>> BEGIN Provided text

Designing a good heuristic function for Rocket League is somewhat challenging. One reason for this is that cars, in Rocket League and in general, have nonholonomic constraints on their movement. That is just a fancy way of saying that steering a car to make it move left or right is not independent of its forward or backward movement. A car with omnidirectional wheels would be holonomic in contrast.
In path search for holonomic systems, a simple distance-based heuristic can usually be used with success. That is not the case with nonholonomic systems since nearby points in state space may be far apart in graph space. But let's go ahead and use Euclidean distance as a heuristic and see how it does.
Here is a visualization of all node expansions for a few different cases, which we will use as benchmarks. The blue cuboid is the car, and the sphere is the ball. Each short white line is a state that the Hybrid A* path search simulated, and the solid line from the car to the ball is the final solution. I've run these tests with a branching factor of six, which allows for basic ground driving (left, right, and forward) with or without boost.
In case 1, the car is facing forwards towards the ball and goal but offset in the x-axis. We simulated between 50 to and 30,000 states per search typically, in 1ms to 10.0ms. Sometimes we have a hard time finding a solution and have a huge spike in the number of states expanded.
Case 2 has the car facing away from the goal and in between the ball and goal. It has to go a long way around, but our distance-based heuristic is not smart enough to understand this and wastes a lot of time exploring the wrong side of the ball. This results in about 2 million states simulated in about 4 seconds.
Case 3 is another challenging one, requiring a long roundabout turn to shoot the ball into the goal, and ends up simulating ~7m states, taking 11 seconds.
This abysmal performance clearly shows that a simple distance-based heuristic is not sufficient, especially in more challenging cases. The main reason for that is that a car cannot go directly sideways. So the distance heuristic sometimes thinks we are very close to reaching our goal, even though the car cannot turn so tightly.
Some have used Reeds-Shepp curves to get a better heuristic. This is a fast way to find a lower bound for distance.
While this is likely to work better than Euclidean distance, Rocket League's car driving physics are more complicated than the simple models used for Reeds-Shepp curves. For example, it is possible to drift at the expense of velocity, and the car's turning radius in Rocket League is dependent on its velocity. Furthermore, turning reduces a car's velocity.
More importantly, these curves only cover basic ground driving. It will not handle jumping, aerials (flying through the air with boost), transitioning from the ground to the wall, and various other moves we may want to accommodate in the general case.
I briefly attempted to use a simple 2-layer neural network as a heuristic function. Neural networks are known as universal function simulators, so it seemed like they could approximate the heuristic I wanted. I generated training and test data sets using optimal paths found by the algorithm with the Euclidean distance heuristic. We know the start state of the car for each found path and the actual cost for that state: the cost of that path.
Unfortunately, the results of this were mixed, and I've lost them now. I'm sure there is a way to make it work, e.g., I probably should have used polar coordinates instead of Euclidean ones as inputs to the neural network. But I moved on: while gathering data for the neural network, I had a better and much simpler idea.

>> END Provided text
>> BEGIN Data

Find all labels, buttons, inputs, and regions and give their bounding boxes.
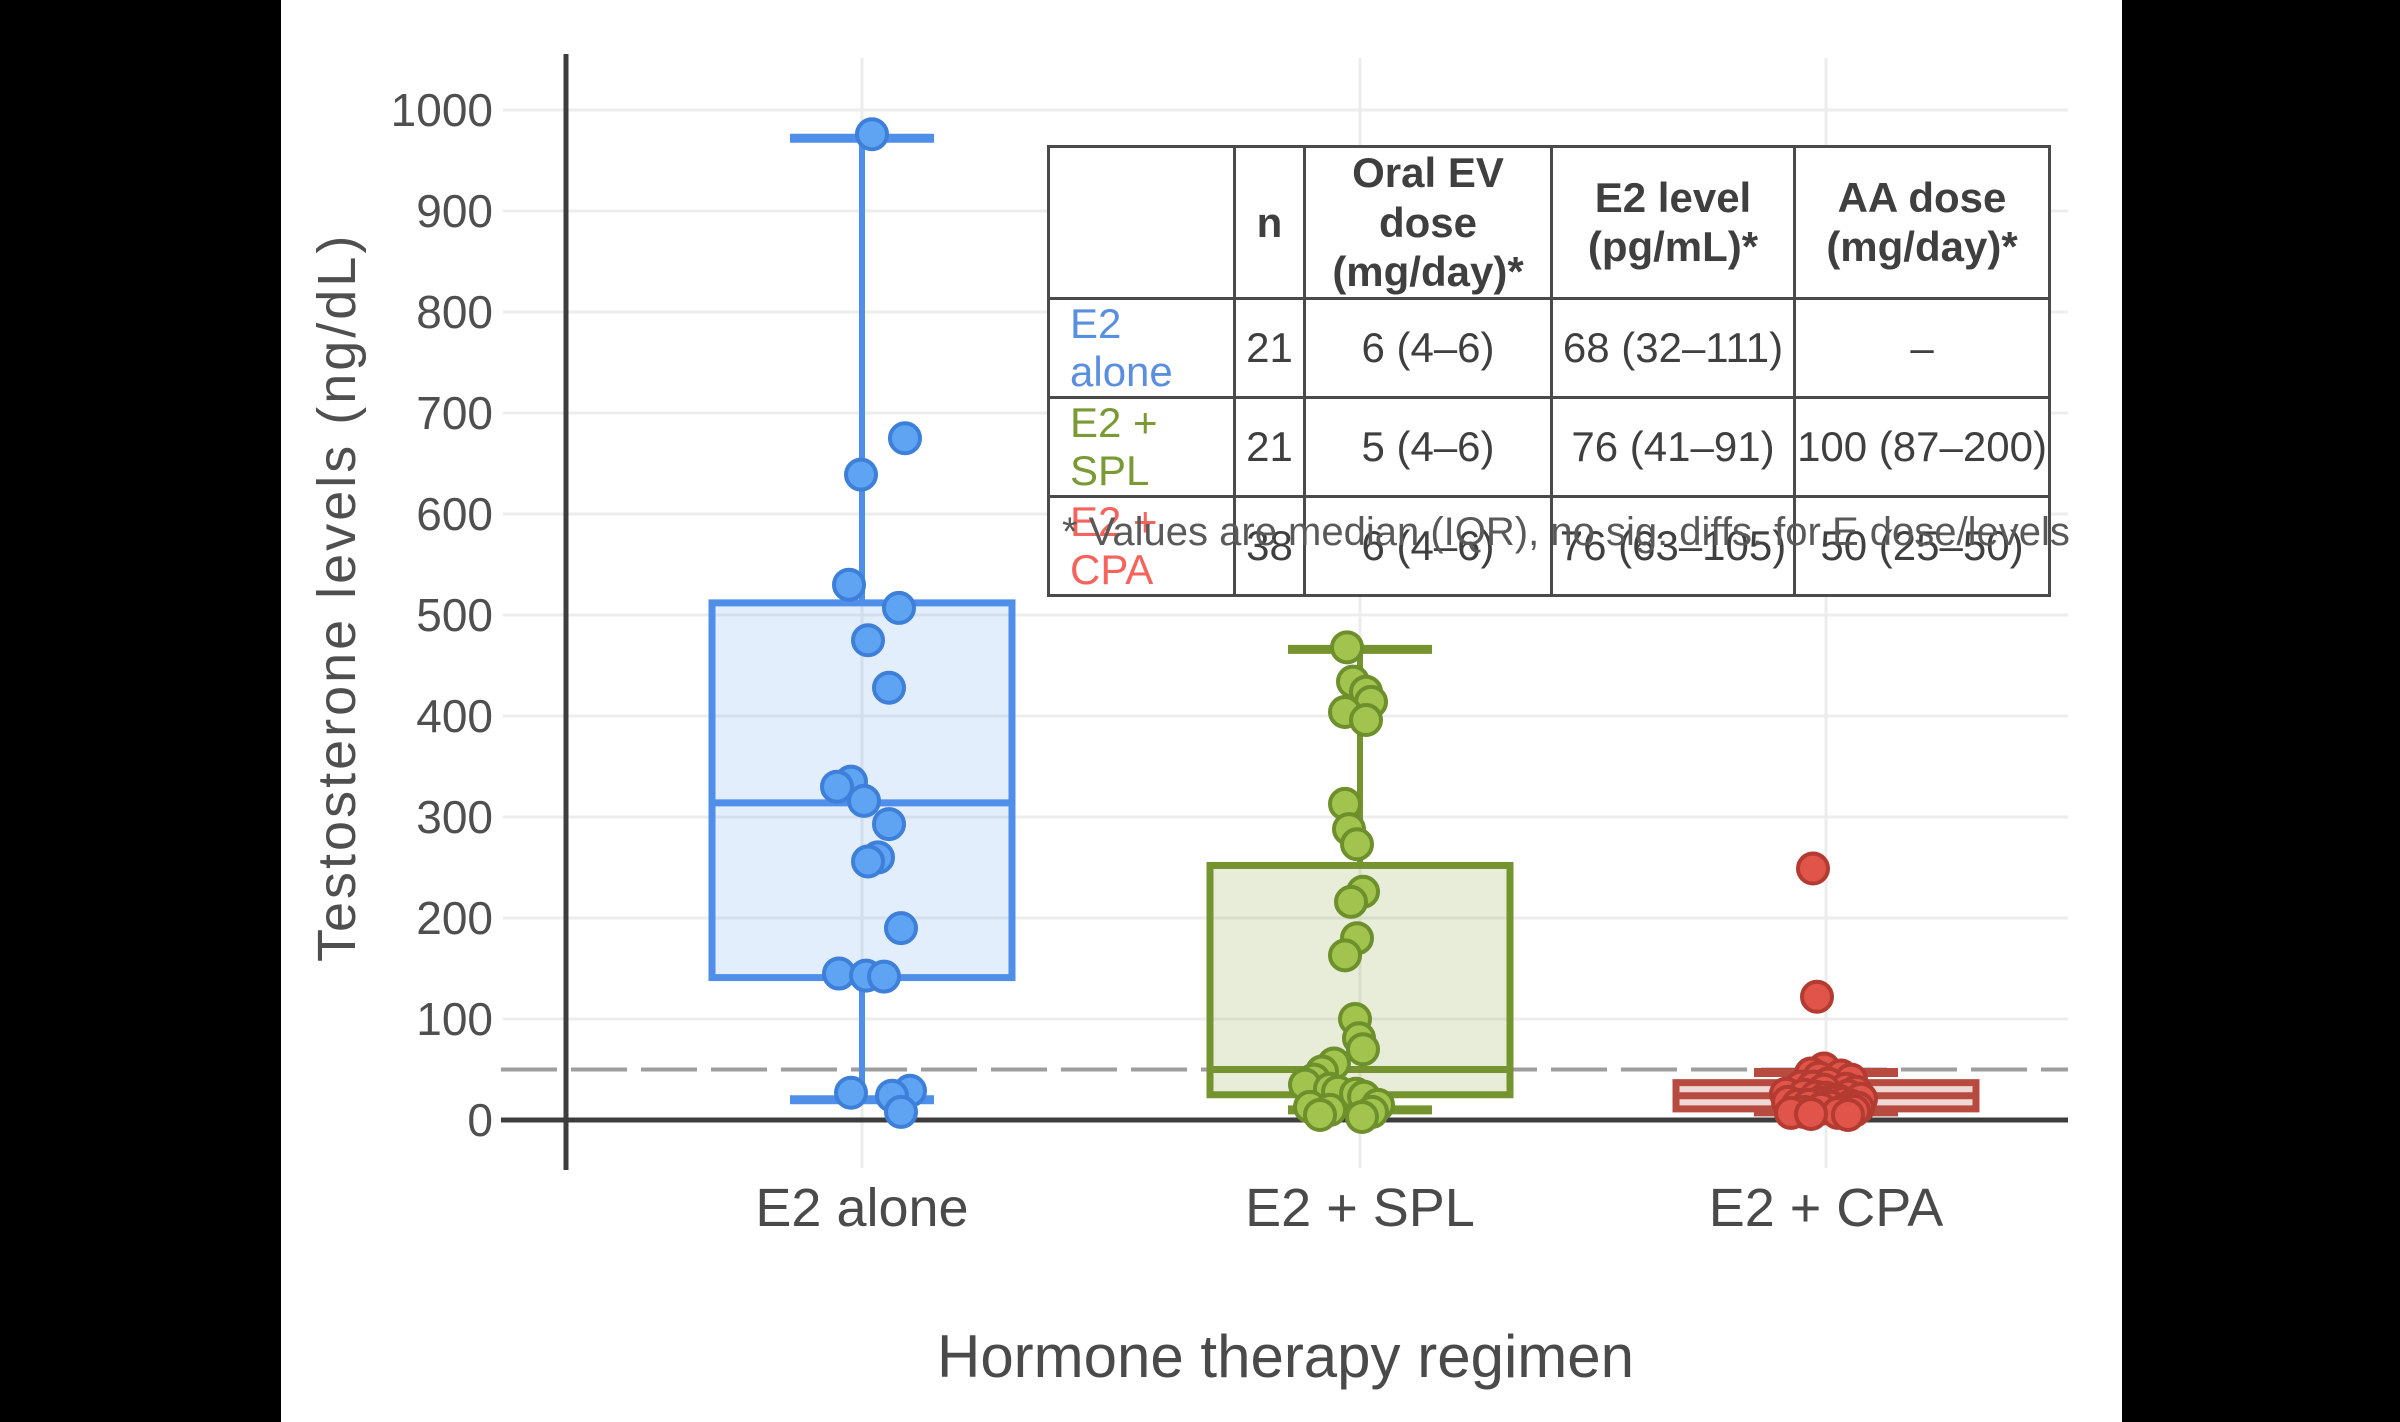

>> END Data

> **Objectives**
(1) According to the passage on Rocket League path search, how many states did case 3 simulate, and how long did it take?
(2) Pick up the passage on Rocket League path search after its final sentence and carry it forward.
The lines are not needed for anything here.

> **Answers**
(1) About 7 million states, taking 11 seconds.

(2)
You see, I now had a generated data set with car starting states in a grid across the entire field. I had different car orientations and velocities as well, plus the actual costs for each state. It looked something like this:
cost, x, y, z, vx, vy, vz, etc
1.325, 1000, 1000, 0, 0, 0, 0, etc
1.2,-1000,-1000, 0, 0, 0, 0, etc
I realized I could directly use this data instead of trying to compress it into a network! I just had to interpolate it based on how close my actual car state is to one of the states with a pre-computed cost.
Of course, I didn't invent that. It's a classic machine learning technique known as the k-nearest neighbors algorithm. A k-d tree can efficiently find states in the data set similar to a given one, e.g., one from the game. An average of these nearby states' costs, weighted by how close they are to the given state, can be used as a very accurate heuristic.
It seems that the overhead of the kNN algorithm outpaces the advantage of visiting fewer nodes in these cases.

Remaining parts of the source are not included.